(Data extracted from a collection)
++++++

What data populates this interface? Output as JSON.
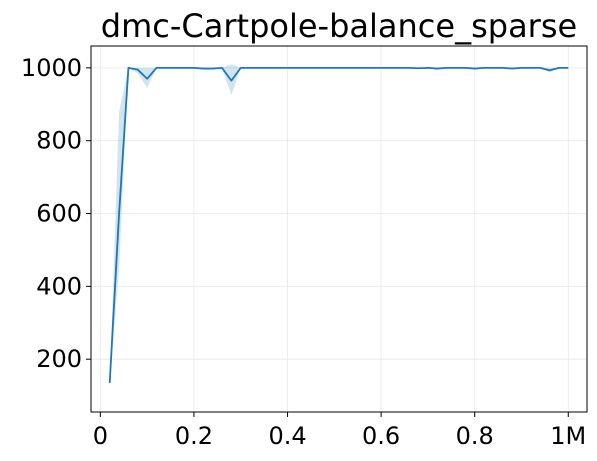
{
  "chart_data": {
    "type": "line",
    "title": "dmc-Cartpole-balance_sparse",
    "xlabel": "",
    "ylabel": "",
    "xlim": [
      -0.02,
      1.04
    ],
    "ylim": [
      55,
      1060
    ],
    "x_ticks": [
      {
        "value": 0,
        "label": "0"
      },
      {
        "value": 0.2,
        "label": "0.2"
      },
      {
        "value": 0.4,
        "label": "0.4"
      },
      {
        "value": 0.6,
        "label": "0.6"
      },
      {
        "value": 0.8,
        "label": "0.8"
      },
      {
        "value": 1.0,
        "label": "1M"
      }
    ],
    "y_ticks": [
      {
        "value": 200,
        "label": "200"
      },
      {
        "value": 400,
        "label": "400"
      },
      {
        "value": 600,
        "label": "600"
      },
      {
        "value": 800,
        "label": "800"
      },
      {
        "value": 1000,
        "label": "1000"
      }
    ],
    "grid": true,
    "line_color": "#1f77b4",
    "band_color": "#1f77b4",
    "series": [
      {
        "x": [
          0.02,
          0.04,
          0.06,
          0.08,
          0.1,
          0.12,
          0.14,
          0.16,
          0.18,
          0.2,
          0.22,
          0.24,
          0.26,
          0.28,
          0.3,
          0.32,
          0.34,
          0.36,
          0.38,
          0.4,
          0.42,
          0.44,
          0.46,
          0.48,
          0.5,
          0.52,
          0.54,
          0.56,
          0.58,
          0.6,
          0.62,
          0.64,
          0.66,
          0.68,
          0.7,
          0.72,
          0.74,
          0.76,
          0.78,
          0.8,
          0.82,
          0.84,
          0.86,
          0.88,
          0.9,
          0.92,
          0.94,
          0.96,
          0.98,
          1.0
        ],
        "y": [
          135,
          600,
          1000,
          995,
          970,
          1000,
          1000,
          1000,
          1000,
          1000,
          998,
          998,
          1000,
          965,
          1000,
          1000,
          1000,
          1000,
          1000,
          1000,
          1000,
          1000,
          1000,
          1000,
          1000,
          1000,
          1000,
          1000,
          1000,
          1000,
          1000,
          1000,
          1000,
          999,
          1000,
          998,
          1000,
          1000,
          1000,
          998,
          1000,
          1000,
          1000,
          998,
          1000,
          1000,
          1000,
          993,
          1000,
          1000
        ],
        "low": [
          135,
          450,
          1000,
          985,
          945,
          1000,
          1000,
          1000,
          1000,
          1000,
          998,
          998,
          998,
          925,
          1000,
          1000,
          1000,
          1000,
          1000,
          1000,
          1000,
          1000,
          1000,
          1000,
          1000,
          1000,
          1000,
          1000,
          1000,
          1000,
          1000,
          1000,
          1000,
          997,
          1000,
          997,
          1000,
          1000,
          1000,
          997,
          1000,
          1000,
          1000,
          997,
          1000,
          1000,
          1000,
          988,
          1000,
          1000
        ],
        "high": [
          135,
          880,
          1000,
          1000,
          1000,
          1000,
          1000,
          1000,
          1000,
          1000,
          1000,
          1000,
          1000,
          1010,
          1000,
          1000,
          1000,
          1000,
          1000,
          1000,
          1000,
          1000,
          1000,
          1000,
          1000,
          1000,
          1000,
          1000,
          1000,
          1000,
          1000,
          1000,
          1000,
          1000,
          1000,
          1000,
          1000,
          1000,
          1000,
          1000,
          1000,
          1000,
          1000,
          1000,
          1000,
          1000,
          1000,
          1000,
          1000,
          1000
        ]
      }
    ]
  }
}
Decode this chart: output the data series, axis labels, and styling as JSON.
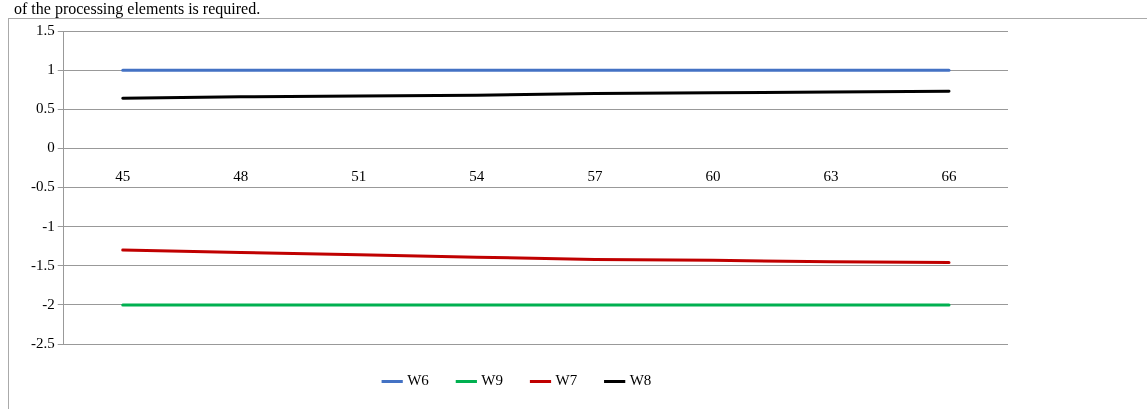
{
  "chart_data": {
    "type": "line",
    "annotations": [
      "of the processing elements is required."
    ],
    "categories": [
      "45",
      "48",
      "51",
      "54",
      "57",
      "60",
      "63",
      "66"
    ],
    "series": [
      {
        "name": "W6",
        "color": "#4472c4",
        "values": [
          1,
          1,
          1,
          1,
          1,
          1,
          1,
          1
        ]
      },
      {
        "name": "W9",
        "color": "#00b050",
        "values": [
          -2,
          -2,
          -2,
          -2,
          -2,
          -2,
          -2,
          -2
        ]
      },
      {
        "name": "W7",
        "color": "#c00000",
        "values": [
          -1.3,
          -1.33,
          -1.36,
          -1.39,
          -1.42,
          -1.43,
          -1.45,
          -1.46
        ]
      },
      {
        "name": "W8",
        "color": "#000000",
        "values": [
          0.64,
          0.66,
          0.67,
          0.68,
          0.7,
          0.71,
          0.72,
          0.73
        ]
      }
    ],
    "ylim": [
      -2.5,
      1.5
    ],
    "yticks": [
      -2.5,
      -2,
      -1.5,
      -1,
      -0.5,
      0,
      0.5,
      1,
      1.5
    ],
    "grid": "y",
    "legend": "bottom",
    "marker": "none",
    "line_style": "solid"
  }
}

++++++

**What the task asks**
Look over the listing above. Pick out and copy every line that includes "JSON".

**Result of the exercise**
What data populates this interface? Output as JSON.
Decode this chart: output the data series, axis labels, and styling as JSON.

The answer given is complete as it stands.